## PROMPT
Select and reproduce each line of the listing below that bears the string "operative".

## Items listed in a dataset
----------------------------------------

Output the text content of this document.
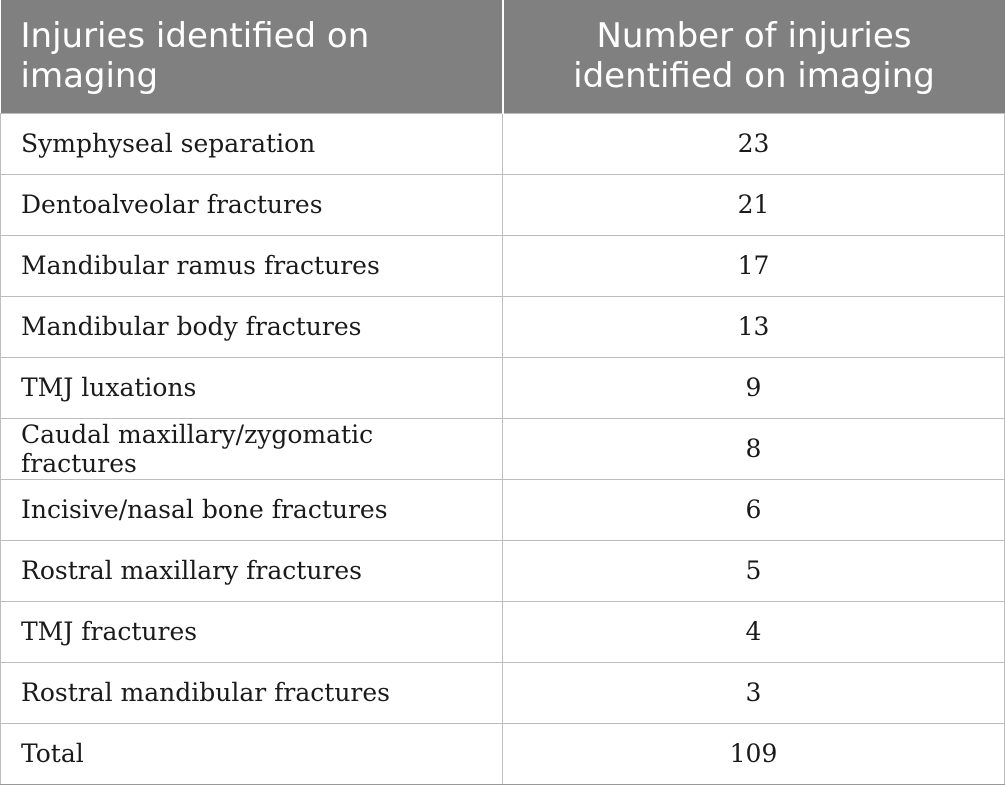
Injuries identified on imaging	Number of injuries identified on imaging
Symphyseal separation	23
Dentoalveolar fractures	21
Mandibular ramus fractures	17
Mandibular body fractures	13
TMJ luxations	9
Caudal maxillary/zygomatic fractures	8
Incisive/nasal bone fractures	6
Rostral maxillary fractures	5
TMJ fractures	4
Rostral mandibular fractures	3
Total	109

----------------------------------------

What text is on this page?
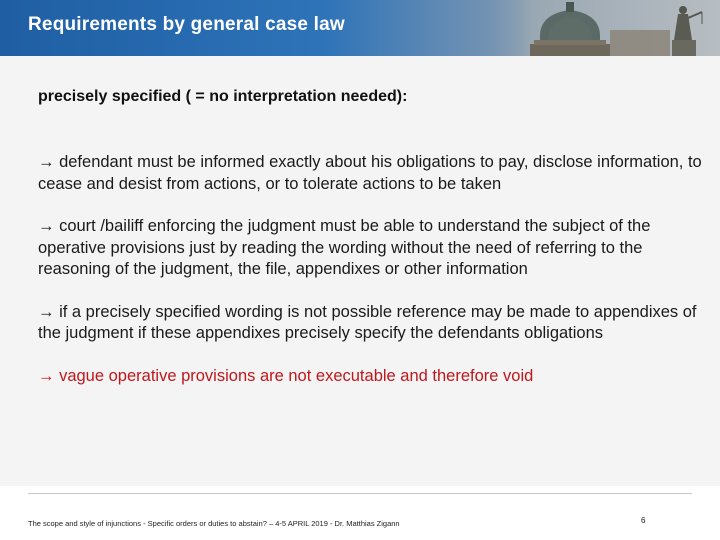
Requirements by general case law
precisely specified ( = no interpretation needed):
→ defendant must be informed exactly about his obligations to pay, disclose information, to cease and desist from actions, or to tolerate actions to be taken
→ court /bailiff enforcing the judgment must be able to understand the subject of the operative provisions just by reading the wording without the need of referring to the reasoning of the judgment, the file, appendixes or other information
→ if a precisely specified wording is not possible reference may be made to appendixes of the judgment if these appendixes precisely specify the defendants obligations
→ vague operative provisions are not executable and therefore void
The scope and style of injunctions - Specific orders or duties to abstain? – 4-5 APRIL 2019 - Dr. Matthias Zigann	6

----------------------------------------

## CORRECT RESPONSE
→ court /bailiff enforcing the judgment must be able to understand the subject of the operative provisions just by reading the wording without the need of referring to the reasoning of the judgment, the file, appendixes or other information
→ vague operative provisions are not executable and therefore void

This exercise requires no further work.